Exercise brief:
Give every entry again, word for word and in full.

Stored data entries
**********
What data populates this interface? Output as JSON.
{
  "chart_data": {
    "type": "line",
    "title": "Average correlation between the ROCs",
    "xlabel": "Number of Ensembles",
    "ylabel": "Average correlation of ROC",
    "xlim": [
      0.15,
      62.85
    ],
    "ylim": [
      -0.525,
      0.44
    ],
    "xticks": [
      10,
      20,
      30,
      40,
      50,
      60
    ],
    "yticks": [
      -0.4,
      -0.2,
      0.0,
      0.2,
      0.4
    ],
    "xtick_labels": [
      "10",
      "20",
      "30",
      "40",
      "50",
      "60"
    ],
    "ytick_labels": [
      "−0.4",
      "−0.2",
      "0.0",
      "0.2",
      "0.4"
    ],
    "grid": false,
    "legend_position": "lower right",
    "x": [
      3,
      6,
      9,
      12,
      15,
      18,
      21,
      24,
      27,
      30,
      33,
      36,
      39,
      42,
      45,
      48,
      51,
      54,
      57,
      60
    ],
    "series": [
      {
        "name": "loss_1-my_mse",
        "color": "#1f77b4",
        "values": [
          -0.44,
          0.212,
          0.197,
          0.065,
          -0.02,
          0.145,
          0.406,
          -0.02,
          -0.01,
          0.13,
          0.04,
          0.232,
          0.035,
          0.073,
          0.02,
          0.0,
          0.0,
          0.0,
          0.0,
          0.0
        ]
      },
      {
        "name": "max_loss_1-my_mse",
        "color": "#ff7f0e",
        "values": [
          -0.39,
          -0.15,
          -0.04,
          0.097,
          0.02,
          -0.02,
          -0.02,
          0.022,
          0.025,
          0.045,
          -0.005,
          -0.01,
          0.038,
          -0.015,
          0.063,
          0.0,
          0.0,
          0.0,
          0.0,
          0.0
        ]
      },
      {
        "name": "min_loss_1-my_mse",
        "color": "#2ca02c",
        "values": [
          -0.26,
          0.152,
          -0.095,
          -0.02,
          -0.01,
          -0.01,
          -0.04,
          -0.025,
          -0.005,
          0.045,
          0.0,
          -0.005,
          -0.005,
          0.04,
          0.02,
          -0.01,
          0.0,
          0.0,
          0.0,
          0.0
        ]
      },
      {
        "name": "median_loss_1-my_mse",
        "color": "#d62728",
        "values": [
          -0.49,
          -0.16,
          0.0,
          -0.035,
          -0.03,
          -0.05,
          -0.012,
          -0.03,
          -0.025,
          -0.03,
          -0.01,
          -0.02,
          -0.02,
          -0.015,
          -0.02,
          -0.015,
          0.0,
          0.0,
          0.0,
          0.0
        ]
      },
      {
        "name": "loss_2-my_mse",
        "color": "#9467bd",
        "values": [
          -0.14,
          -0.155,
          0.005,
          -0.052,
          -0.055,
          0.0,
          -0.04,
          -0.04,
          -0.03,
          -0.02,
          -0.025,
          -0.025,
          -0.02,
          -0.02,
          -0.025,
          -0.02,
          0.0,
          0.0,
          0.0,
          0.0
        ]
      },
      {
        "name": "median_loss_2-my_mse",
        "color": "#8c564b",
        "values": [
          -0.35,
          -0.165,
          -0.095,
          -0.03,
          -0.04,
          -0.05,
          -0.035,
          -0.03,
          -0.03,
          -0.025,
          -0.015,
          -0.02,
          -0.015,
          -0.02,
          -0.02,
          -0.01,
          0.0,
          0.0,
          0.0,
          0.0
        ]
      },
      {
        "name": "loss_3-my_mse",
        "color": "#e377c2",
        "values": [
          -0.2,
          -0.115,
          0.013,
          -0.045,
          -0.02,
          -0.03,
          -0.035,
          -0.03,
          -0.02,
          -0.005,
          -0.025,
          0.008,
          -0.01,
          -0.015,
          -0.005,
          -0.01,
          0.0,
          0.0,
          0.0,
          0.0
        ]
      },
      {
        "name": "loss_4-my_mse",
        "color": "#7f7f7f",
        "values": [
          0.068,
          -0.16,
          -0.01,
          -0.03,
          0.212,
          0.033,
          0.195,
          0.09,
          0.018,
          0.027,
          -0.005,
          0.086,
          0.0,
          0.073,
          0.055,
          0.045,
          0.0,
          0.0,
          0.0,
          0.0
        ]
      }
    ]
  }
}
**********
Response to the exercise:
What data populates this interface? Output as JSON.
{
  "chart_data": {
    "type": "line",
    "title": "Average correlation between the ROCs",
    "xlabel": "Number of Ensembles",
    "ylabel": "Average correlation of ROC",
    "xlim": [
      0.15,
      62.85
    ],
    "ylim": [
      -0.525,
      0.44
    ],
    "xticks": [
      10,
      20,
      30,
      40,
      50,
      60
    ],
    "yticks": [
      -0.4,
      -0.2,
      0.0,
      0.2,
      0.4
    ],
    "xtick_labels": [
      "10",
      "20",
      "30",
      "40",
      "50",
      "60"
    ],
    "ytick_labels": [
      "−0.4",
      "−0.2",
      "0.0",
      "0.2",
      "0.4"
    ],
    "grid": false,
    "legend_position": "lower right",
    "x": [
      3,
      6,
      9,
      12,
      15,
      18,
      21,
      24,
      27,
      30,
      33,
      36,
      39,
      42,
      45,
      48,
      51,
      54,
      57,
      60
    ],
    "series": [
      {
        "name": "loss_1-my_mse",
        "color": "#1f77b4",
        "values": [
          -0.44,
          0.212,
          0.197,
          0.065,
          -0.02,
          0.145,
          0.406,
          -0.02,
          -0.01,
          0.13,
          0.04,
          0.232,
          0.035,
          0.073,
          0.02,
          0.0,
          0.0,
          0.0,
          0.0,
          0.0
        ]
      },
      {
        "name": "max_loss_1-my_mse",
        "color": "#ff7f0e",
        "values": [
          -0.39,
          -0.15,
          -0.04,
          0.097,
          0.02,
          -0.02,
          -0.02,
          0.022,
          0.025,
          0.045,
          -0.005,
          -0.01,
          0.038,
          -0.015,
          0.063,
          0.0,
          0.0,
          0.0,
          0.0,
          0.0
        ]
      },
      {
        "name": "min_loss_1-my_mse",
        "color": "#2ca02c",
        "values": [
          -0.26,
          0.152,
          -0.095,
          -0.02,
          -0.01,
          -0.01,
          -0.04,
          -0.025,
          -0.005,
          0.045,
          0.0,
          -0.005,
          -0.005,
          0.04,
          0.02,
          -0.01,
          0.0,
          0.0,
          0.0,
          0.0
        ]
      },
      {
        "name": "median_loss_1-my_mse",
        "color": "#d62728",
        "values": [
          -0.49,
          -0.16,
          0.0,
          -0.035,
          -0.03,
          -0.05,
          -0.012,
          -0.03,
          -0.025,
          -0.03,
          -0.01,
          -0.02,
          -0.02,
          -0.015,
          -0.02,
          -0.015,
          0.0,
          0.0,
          0.0,
          0.0
        ]
      },
      {
        "name": "loss_2-my_mse",
        "color": "#9467bd",
        "values": [
          -0.14,
          -0.155,
          0.005,
          -0.052,
          -0.055,
          0.0,
          -0.04,
          -0.04,
          -0.03,
          -0.02,
          -0.025,
          -0.025,
          -0.02,
          -0.02,
          -0.025,
          -0.02,
          0.0,
          0.0,
          0.0,
          0.0
        ]
      },
      {
        "name": "median_loss_2-my_mse",
        "color": "#8c564b",
        "values": [
          -0.35,
          -0.165,
          -0.095,
          -0.03,
          -0.04,
          -0.05,
          -0.035,
          -0.03,
          -0.03,
          -0.025,
          -0.015,
          -0.02,
          -0.015,
          -0.02,
          -0.02,
          -0.01,
          0.0,
          0.0,
          0.0,
          0.0
        ]
      },
      {
        "name": "loss_3-my_mse",
        "color": "#e377c2",
        "values": [
          -0.2,
          -0.115,
          0.013,
          -0.045,
          -0.02,
          -0.03,
          -0.035,
          -0.03,
          -0.02,
          -0.005,
          -0.025,
          0.008,
          -0.01,
          -0.015,
          -0.005,
          -0.01,
          0.0,
          0.0,
          0.0,
          0.0
        ]
      },
      {
        "name": "loss_4-my_mse",
        "color": "#7f7f7f",
        "values": [
          0.068,
          -0.16,
          -0.01,
          -0.03,
          0.212,
          0.033,
          0.195,
          0.09,
          0.018,
          0.027,
          -0.005,
          0.086,
          0.0,
          0.073,
          0.055,
          0.045,
          0.0,
          0.0,
          0.0,
          0.0
        ]
      }
    ]
  }
}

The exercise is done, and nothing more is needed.